What is required
Copy out each line featuring the string "dias" from the entries beneath.

Dataset records
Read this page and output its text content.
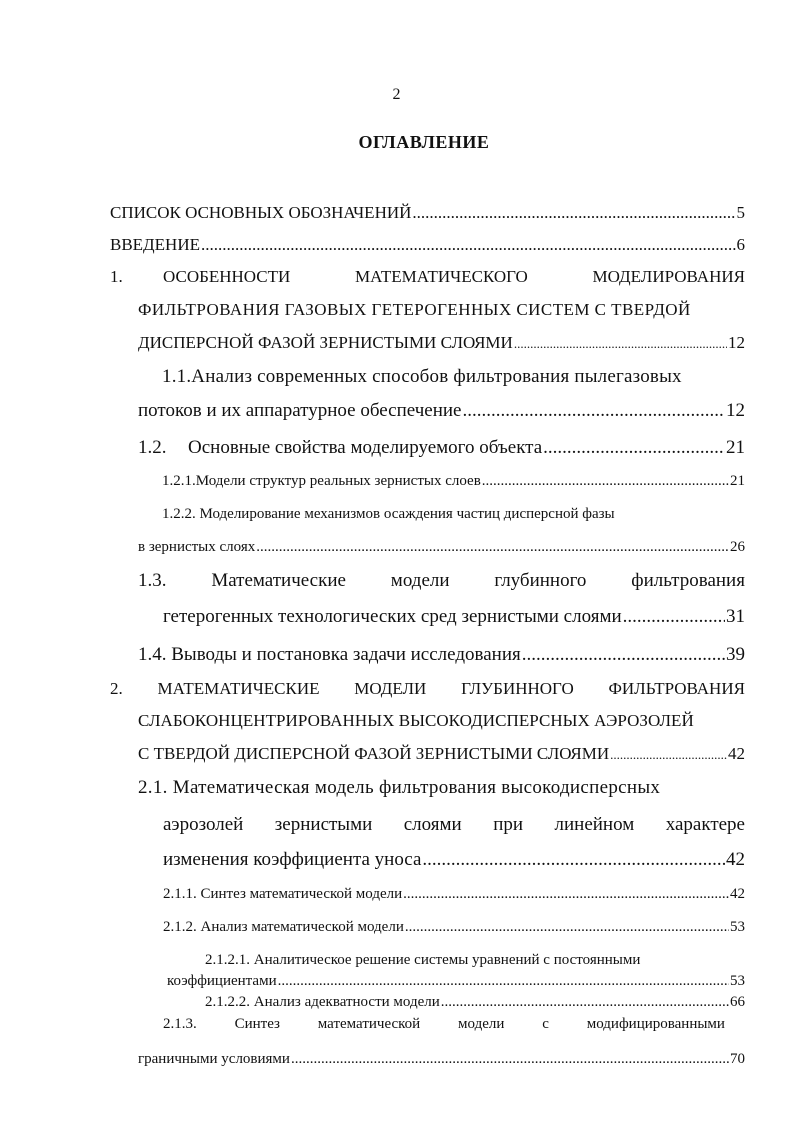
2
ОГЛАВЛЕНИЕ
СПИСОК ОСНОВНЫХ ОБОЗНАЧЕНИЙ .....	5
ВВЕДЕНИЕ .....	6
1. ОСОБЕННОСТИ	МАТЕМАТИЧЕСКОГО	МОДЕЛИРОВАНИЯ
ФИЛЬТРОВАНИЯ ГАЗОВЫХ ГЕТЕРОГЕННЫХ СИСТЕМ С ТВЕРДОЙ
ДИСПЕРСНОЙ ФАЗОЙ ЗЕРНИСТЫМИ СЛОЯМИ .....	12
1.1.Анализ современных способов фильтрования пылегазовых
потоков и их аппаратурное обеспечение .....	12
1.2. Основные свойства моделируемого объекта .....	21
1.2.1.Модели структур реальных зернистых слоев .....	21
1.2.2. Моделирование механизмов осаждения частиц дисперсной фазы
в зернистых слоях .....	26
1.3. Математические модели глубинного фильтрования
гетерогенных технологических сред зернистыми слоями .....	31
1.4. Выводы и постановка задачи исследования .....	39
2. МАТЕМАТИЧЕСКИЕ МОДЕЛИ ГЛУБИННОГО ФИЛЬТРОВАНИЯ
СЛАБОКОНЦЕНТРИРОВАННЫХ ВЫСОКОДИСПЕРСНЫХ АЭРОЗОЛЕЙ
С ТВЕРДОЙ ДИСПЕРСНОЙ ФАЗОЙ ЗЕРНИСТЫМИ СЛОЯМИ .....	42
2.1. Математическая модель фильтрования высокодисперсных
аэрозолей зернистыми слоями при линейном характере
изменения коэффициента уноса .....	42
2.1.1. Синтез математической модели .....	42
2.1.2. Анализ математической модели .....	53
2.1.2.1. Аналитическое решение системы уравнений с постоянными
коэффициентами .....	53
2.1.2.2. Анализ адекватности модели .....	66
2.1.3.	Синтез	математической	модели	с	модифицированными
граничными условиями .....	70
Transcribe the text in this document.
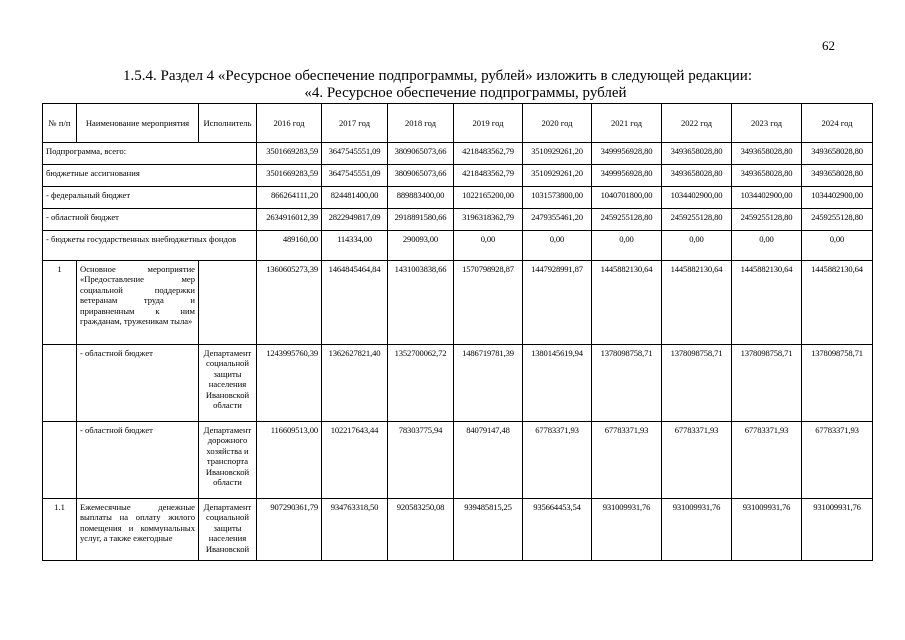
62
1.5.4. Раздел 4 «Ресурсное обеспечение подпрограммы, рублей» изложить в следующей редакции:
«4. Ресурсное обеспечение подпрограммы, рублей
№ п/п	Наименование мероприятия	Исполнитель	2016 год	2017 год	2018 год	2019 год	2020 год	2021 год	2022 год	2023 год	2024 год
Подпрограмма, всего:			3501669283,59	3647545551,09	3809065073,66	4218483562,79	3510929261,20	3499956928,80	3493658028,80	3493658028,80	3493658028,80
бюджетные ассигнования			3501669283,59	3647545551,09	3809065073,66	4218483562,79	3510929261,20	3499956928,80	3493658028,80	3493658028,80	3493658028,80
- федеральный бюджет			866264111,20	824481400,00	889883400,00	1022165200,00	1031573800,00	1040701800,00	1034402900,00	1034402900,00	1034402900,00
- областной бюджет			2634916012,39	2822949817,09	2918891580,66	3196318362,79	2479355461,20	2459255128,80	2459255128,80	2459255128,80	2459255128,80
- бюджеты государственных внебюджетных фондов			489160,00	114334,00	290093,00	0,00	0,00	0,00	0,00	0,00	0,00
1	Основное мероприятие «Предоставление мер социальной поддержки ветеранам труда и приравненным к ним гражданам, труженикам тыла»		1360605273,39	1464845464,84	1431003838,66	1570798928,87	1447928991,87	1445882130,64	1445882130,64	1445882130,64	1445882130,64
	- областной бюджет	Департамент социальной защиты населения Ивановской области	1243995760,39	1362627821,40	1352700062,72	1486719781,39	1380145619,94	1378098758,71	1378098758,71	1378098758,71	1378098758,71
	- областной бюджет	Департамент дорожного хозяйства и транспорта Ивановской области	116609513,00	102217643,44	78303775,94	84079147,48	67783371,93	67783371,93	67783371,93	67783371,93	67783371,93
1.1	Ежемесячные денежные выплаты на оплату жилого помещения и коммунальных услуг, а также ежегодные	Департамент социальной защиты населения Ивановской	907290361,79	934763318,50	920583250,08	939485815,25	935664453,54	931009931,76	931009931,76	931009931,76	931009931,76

* * *

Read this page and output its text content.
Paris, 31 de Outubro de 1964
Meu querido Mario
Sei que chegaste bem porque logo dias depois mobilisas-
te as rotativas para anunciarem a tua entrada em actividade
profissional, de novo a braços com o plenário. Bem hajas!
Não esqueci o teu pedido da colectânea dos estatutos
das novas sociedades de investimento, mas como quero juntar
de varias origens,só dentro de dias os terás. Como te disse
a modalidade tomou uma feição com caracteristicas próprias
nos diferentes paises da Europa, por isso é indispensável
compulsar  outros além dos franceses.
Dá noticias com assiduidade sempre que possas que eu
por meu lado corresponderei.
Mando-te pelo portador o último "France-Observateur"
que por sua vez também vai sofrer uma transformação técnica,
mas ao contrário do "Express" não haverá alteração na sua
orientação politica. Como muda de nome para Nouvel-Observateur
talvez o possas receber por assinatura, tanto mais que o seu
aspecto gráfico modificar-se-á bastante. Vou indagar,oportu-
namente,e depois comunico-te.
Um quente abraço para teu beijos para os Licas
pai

Finished answer
Sei que chegaste bem porque logo dias depois mobilisas-
de varias origens,só dentro de dias os terás. Como te disse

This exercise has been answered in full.